## PROBLEM TO SOLVE:
Reproduce the listing below exactly, minus its pictures.

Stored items
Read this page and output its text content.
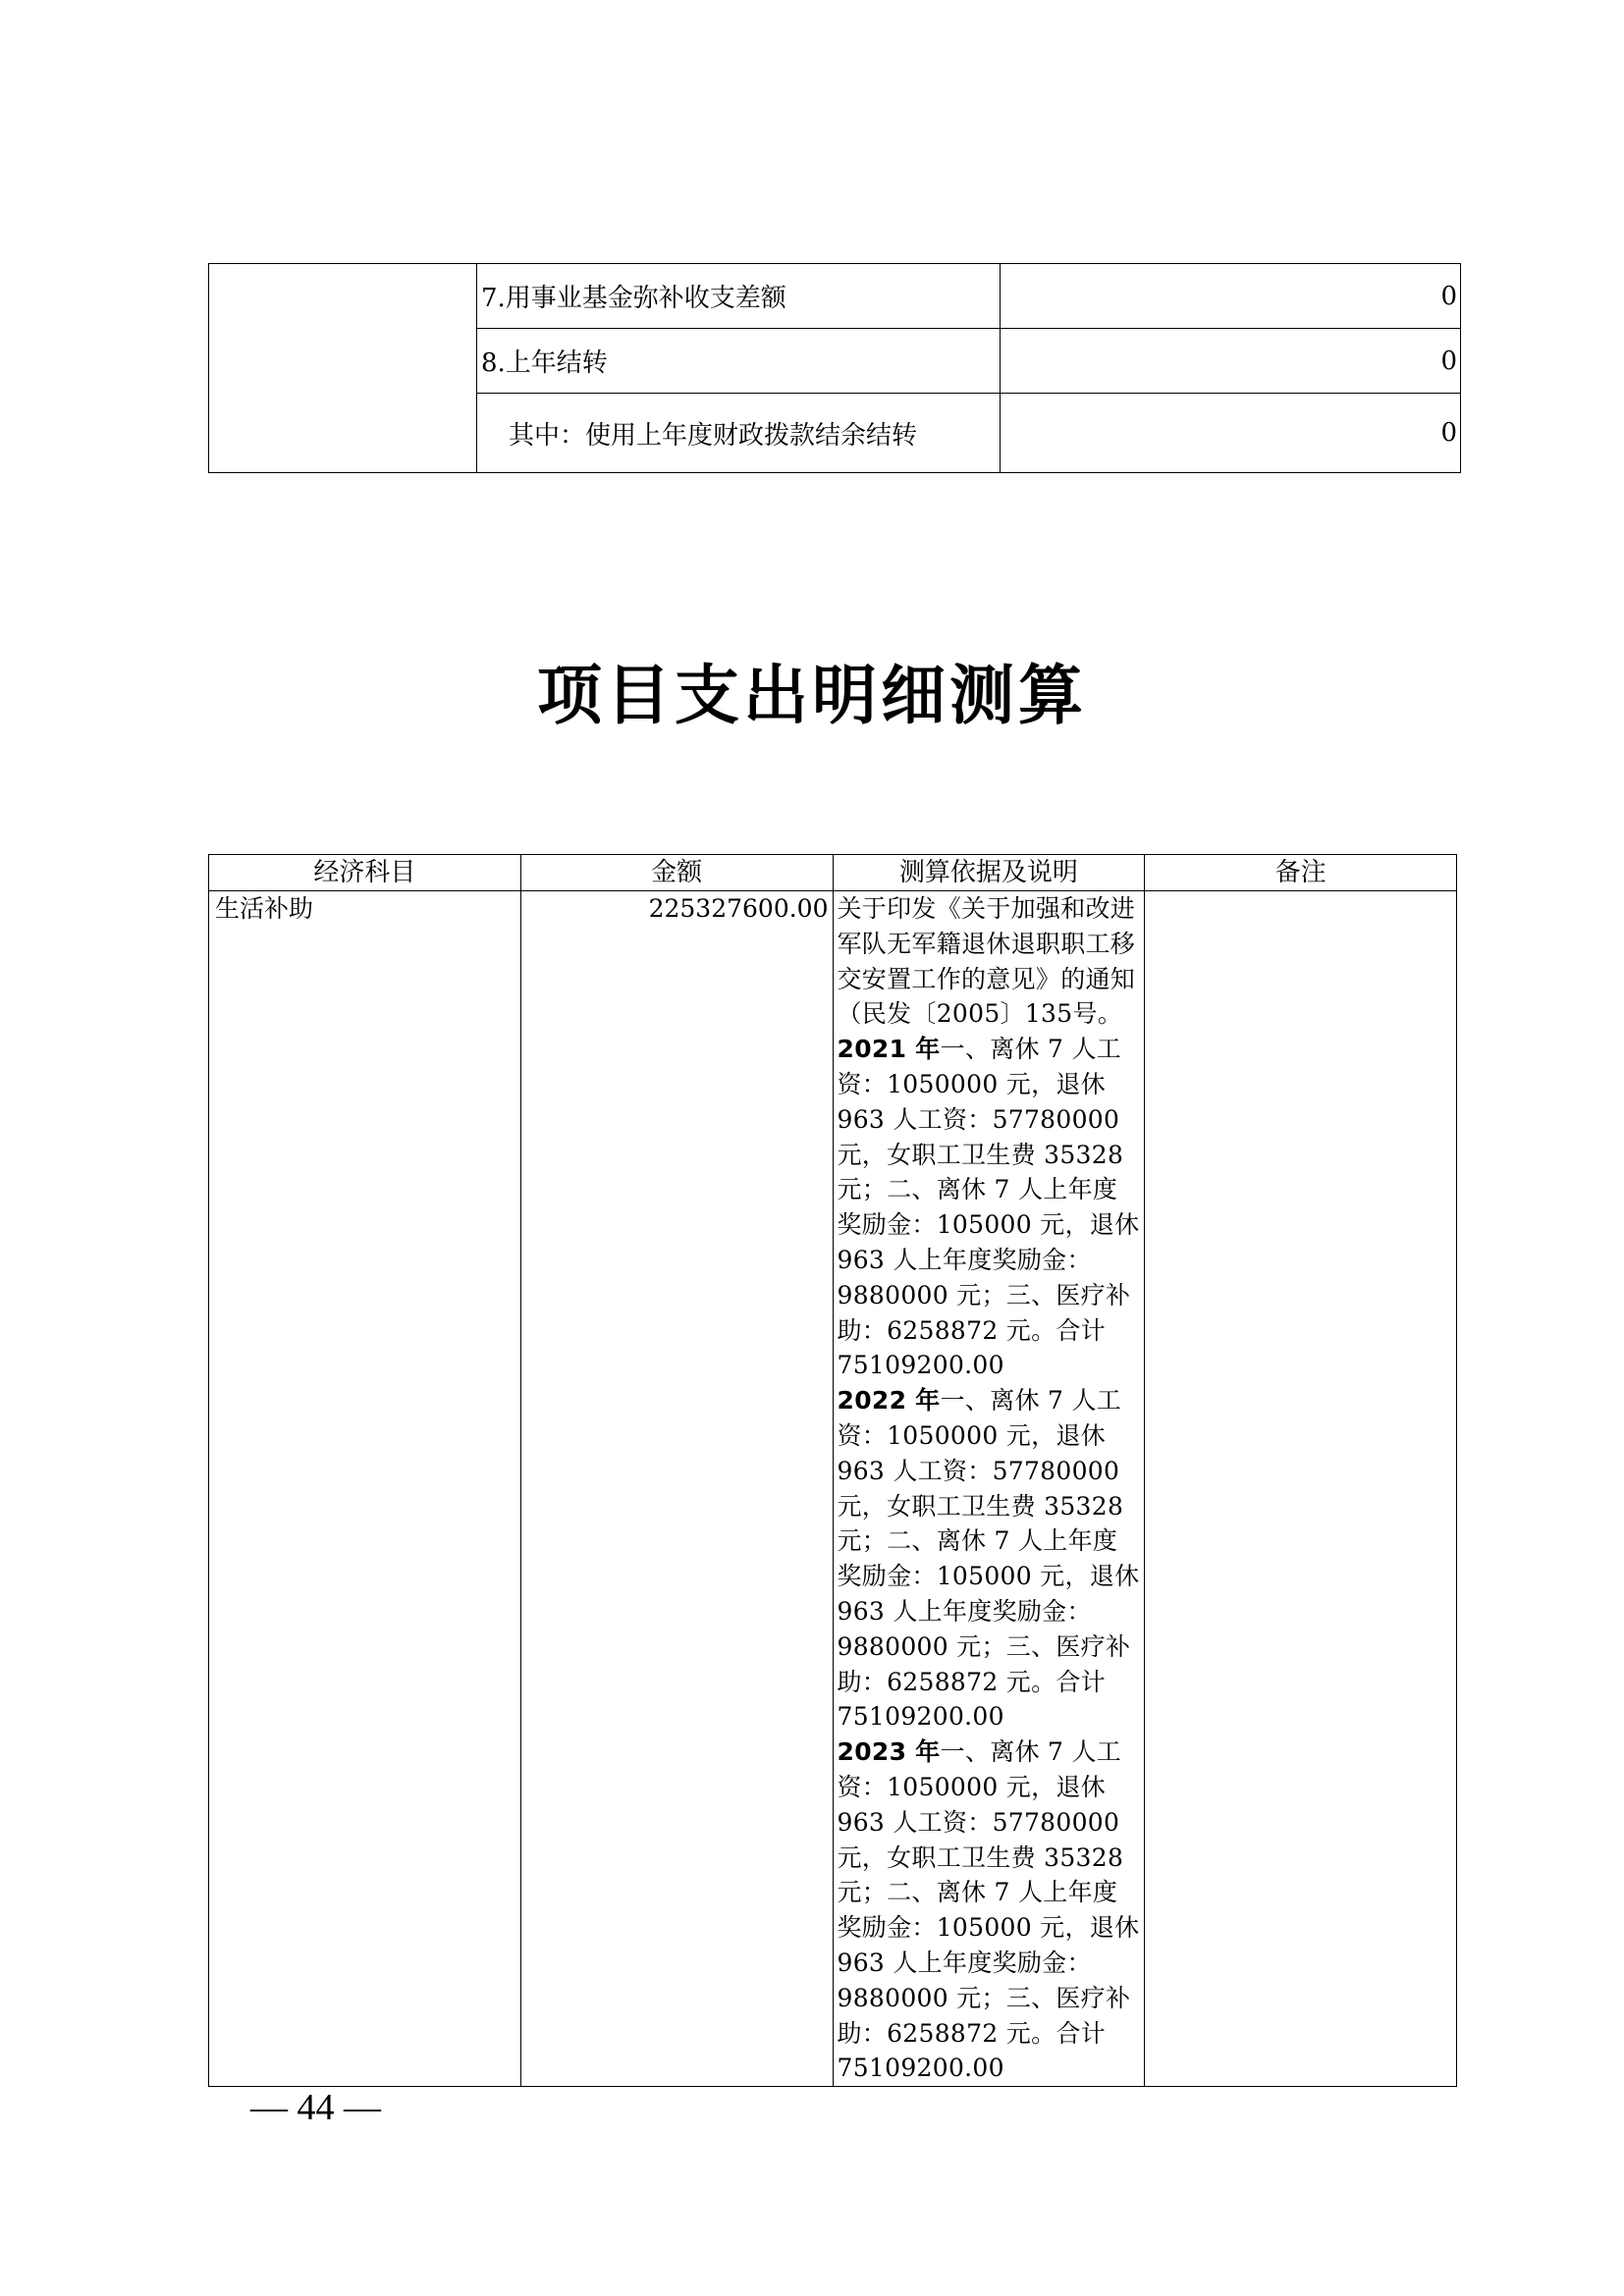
	7.用事业基金弥补收支差额	0
	8.上年结转	0
	其中：使用上年度财政拨款结余结转	0
项目支出明细测算
经济科目	金额	测算依据及说明	备注
生活补助	225327600.00	关于印发《关于加强和改进军队无军籍退休退职职工移交安置工作的意见》的通知（民发〔2005〕135号。
2021 年一、离休 7 人工资：1050000 元，退休 963 人工资：57780000 元，女职工卫生费 35328 元；二、离休 7 人上年度奖励金：105000 元，退休 963 人上年度奖励金：9880000 元；三、医疗补助：6258872 元。合计 75109200.00
2022 年一、离休 7 人工资：1050000 元，退休 963 人工资：57780000 元，女职工卫生费 35328 元；二、离休 7 人上年度奖励金：105000 元，退休 963 人上年度奖励金：9880000 元；三、医疗补助：6258872 元。合计 75109200.00
2023 年一、离休 7 人工资：1050000 元，退休 963 人工资：57780000 元，女职工卫生费 35328 元；二、离休 7 人上年度奖励金：105000 元，退休 963 人上年度奖励金：9880000 元；三、医疗补助：6258872 元。合计 75109200.00	
— 44 —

## RESPONSE TO THIS EXERCISE:
Read this page and output its text content.
	7.用事业基金弥补收支差额	0
	8.上年结转	0
	其中：使用上年度财政拨款结余结转	0
项目支出明细测算
经济科目	金额	测算依据及说明	备注
生活补助	225327600.00	关于印发《关于加强和改进军队无军籍退休退职职工移交安置工作的意见》的通知（民发〔2005〕135号。
2021 年一、离休 7 人工资：1050000 元，退休 963 人工资：57780000 元，女职工卫生费 35328 元；二、离休 7 人上年度奖励金：105000 元，退休 963 人上年度奖励金：9880000 元；三、医疗补助：6258872 元。合计 75109200.00
2022 年一、离休 7 人工资：1050000 元，退休 963 人工资：57780000 元，女职工卫生费 35328 元；二、离休 7 人上年度奖励金：105000 元，退休 963 人上年度奖励金：9880000 元；三、医疗补助：6258872 元。合计 75109200.00
2023 年一、离休 7 人工资：1050000 元，退休 963 人工资：57780000 元，女职工卫生费 35328 元；二、离休 7 人上年度奖励金：105000 元，退休 963 人上年度奖励金：9880000 元；三、医疗补助：6258872 元。合计 75109200.00	
— 44 —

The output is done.